What you have to do: Check every line below for the word "腾云驾雾的神仙" and copy each one that has it.

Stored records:

## begin

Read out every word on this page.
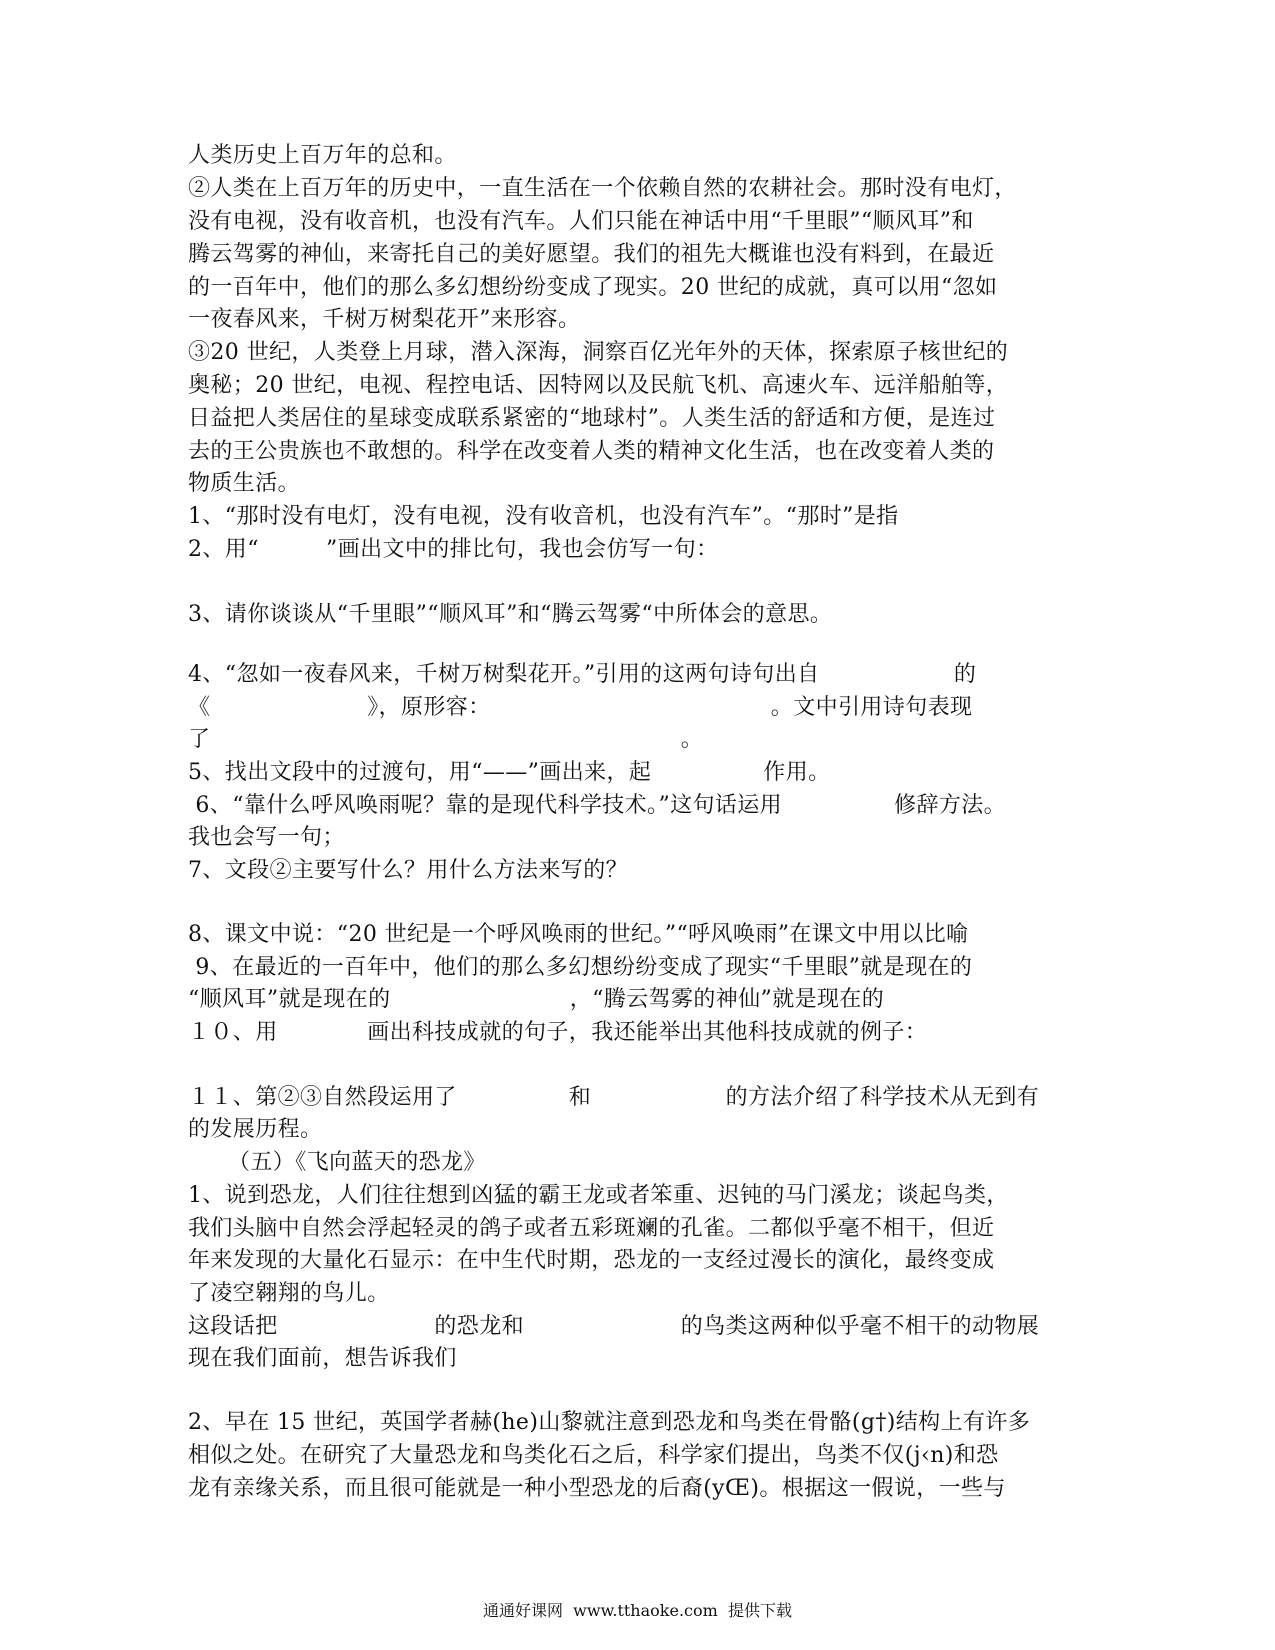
人类历史上百万年的总和。
②人类在上百万年的历史中，一直生活在一个依赖自然的农耕社会。那时没有电灯，
没有电视，没有收音机，也没有汽车。人们只能在神话中用“千里眼”“顺风耳”和
腾云驾雾的神仙，来寄托自己的美好愿望。我们的祖先大概谁也没有料到，在最近
的一百年中，他们的那么多幻想纷纷变成了现实。20 世纪的成就，真可以用“忽如
一夜春风来，千树万树梨花开”来形容。
③20 世纪，人类登上月球，潜入深海，洞察百亿光年外的天体，探索原子核世纪的
奥秘；20 世纪，电视、程控电话、因特网以及民航飞机、高速火车、远洋船舶等，
日益把人类居住的星球变成联系紧密的“地球村”。人类生活的舒适和方便，是连过
去的王公贵族也不敢想的。科学在改变着人类的精神文化生活，也在改变着人类的
物质生活。
1、“那时没有电灯，没有电视，没有收音机，也没有汽车”。“那时”是指
2、用“　　　”画出文中的排比句，我也会仿写一句：
3、请你谈谈从“千里眼”“顺风耳”和“腾云驾雾“中所体会的意思。
4、“忽如一夜春风来，千树万树梨花开。”引用的这两句诗句出自　　　　　　的
《　　　　　　　》，原形容：　　　　　　　　　　　　　。文中引用诗句表现
了　　　　　　　　　　　　　　　　　　　　　。
5、找出文段中的过渡句，用“——”画出来，起　　　　　作用。
6、“靠什么呼风唤雨呢？靠的是现代科学技术。”这句话运用　　　　　修辞方法。
我也会写一句；
7、文段②主要写什么？用什么方法来写的？
8、课文中说：“20 世纪是一个呼风唤雨的世纪。”“呼风唤雨”在课文中用以比喻
9、在最近的一百年中，他们的那么多幻想纷纷变成了现实“千里眼”就是现在的
“顺风耳”就是现在的　　　　　　　　，“腾云驾雾的神仙”就是现在的
１０、用　　　　画出科技成就的句子，我还能举出其他科技成就的例子：
１１、第②③自然段运用了　　　　　和　　　　　　的方法介绍了科学技术从无到有
的发展历程。
（五）《飞向蓝天的恐龙》
1、说到恐龙，人们往往想到凶猛的霸王龙或者笨重、迟钝的马门溪龙；谈起鸟类，
我们头脑中自然会浮起轻灵的鸽子或者五彩斑斓的孔雀。二都似乎毫不相干，但近
年来发现的大量化石显示：在中生代时期，恐龙的一支经过漫长的演化，最终变成
了凌空翱翔的鸟儿。
这段话把　　　　　　　的恐龙和　　　　　　　的鸟类这两种似乎毫不相干的动物展
现在我们面前，想告诉我们
2、早在 15 世纪，英国学者赫(he)山黎就注意到恐龙和鸟类在骨骼(g†)结构上有许多
相似之处。在研究了大量恐龙和鸟类化石之后，科学家们提出，鸟类不仅(j‹n)和恐
龙有亲缘关系，而且很可能就是一种小型恐龙的后裔(yŒ)。根据这一假说，一些与
通通好课网  www.tthaoke.com  提供下载
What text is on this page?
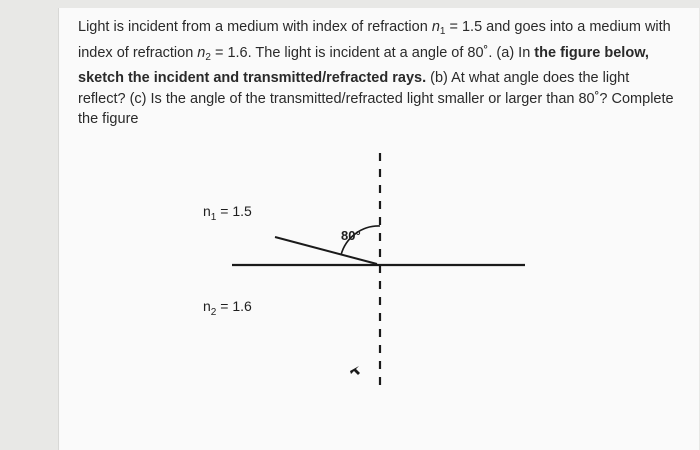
Light is incident from a medium with index of refraction $n_1 = 1.5$ and goes into a medium with index of refraction $n_2 = 1.6$. The light is incident at a angle of 80˚. (a) In the figure below, sketch the incident and transmitted/refracted rays. (b) At what angle does the light reflect? (c) Is the angle of the transmitted/refracted light smaller or larger than 80˚? Complete the figure
80°
$n_1 = 1.5$
$n_2 = 1.6$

## end

Output:
腾云驾雾的神仙，来寄托自己的美好愿望。我们的祖先大概谁也没有料到，在最近
“顺风耳”就是现在的　　　　　　　　，“腾云驾雾的神仙”就是现在的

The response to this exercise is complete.